ENTRIES PROVIDED »
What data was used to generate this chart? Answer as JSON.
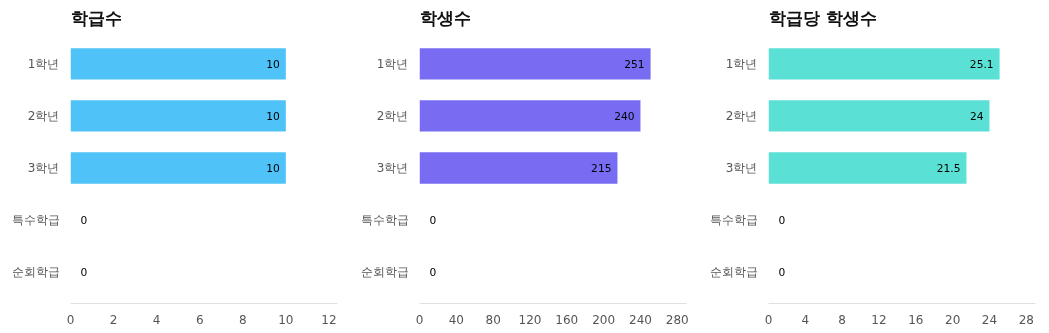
{
  "chart_data": [
    {
      "type": "bar",
      "orientation": "horizontal",
      "title": "학급수",
      "categories": [
        "1학년",
        "2학년",
        "3학년",
        "특수학급",
        "순회학급"
      ],
      "values": [
        10,
        10,
        10,
        0,
        0
      ],
      "color": "#4fc3f7",
      "xlim": [
        0,
        12.4
      ],
      "xticks": [
        0,
        2,
        4,
        6,
        8,
        10,
        12
      ],
      "data_labels": true
    },
    {
      "type": "bar",
      "orientation": "horizontal",
      "title": "학생수",
      "categories": [
        "1학년",
        "2학년",
        "3학년",
        "특수학급",
        "순회학급"
      ],
      "values": [
        251,
        240,
        215,
        0,
        0
      ],
      "color": "#776cf2",
      "xlim": [
        0,
        290
      ],
      "xticks": [
        0,
        40,
        80,
        120,
        160,
        200,
        240,
        280
      ],
      "data_labels": true
    },
    {
      "type": "bar",
      "orientation": "horizontal",
      "title": "학급당 학생수",
      "categories": [
        "1학년",
        "2학년",
        "3학년",
        "특수학급",
        "순회학급"
      ],
      "values": [
        25.1,
        24,
        21.5,
        0,
        0
      ],
      "color": "#5be0d6",
      "xlim": [
        0,
        29
      ],
      "xticks": [
        0,
        4,
        8,
        12,
        16,
        20,
        24,
        28
      ],
      "data_labels": true
    }
  ]
}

CHALLENGE »
Without including any pictures, output all the entries above exactly.

TASK RESPONSE »
What data was used to generate this chart? Answer as JSON.
{
  "chart_data": [
    {
      "type": "bar",
      "orientation": "horizontal",
      "title": "학급수",
      "categories": [
        "1학년",
        "2학년",
        "3학년",
        "특수학급",
        "순회학급"
      ],
      "values": [
        10,
        10,
        10,
        0,
        0
      ],
      "color": "#4fc3f7",
      "xlim": [
        0,
        12.4
      ],
      "xticks": [
        0,
        2,
        4,
        6,
        8,
        10,
        12
      ],
      "data_labels": true
    },
    {
      "type": "bar",
      "orientation": "horizontal",
      "title": "학생수",
      "categories": [
        "1학년",
        "2학년",
        "3학년",
        "특수학급",
        "순회학급"
      ],
      "values": [
        251,
        240,
        215,
        0,
        0
      ],
      "color": "#776cf2",
      "xlim": [
        0,
        290
      ],
      "xticks": [
        0,
        40,
        80,
        120,
        160,
        200,
        240,
        280
      ],
      "data_labels": true
    },
    {
      "type": "bar",
      "orientation": "horizontal",
      "title": "학급당 학생수",
      "categories": [
        "1학년",
        "2학년",
        "3학년",
        "특수학급",
        "순회학급"
      ],
      "values": [
        25.1,
        24,
        21.5,
        0,
        0
      ],
      "color": "#5be0d6",
      "xlim": [
        0,
        29
      ],
      "xticks": [
        0,
        4,
        8,
        12,
        16,
        20,
        24,
        28
      ],
      "data_labels": true
    }
  ]
}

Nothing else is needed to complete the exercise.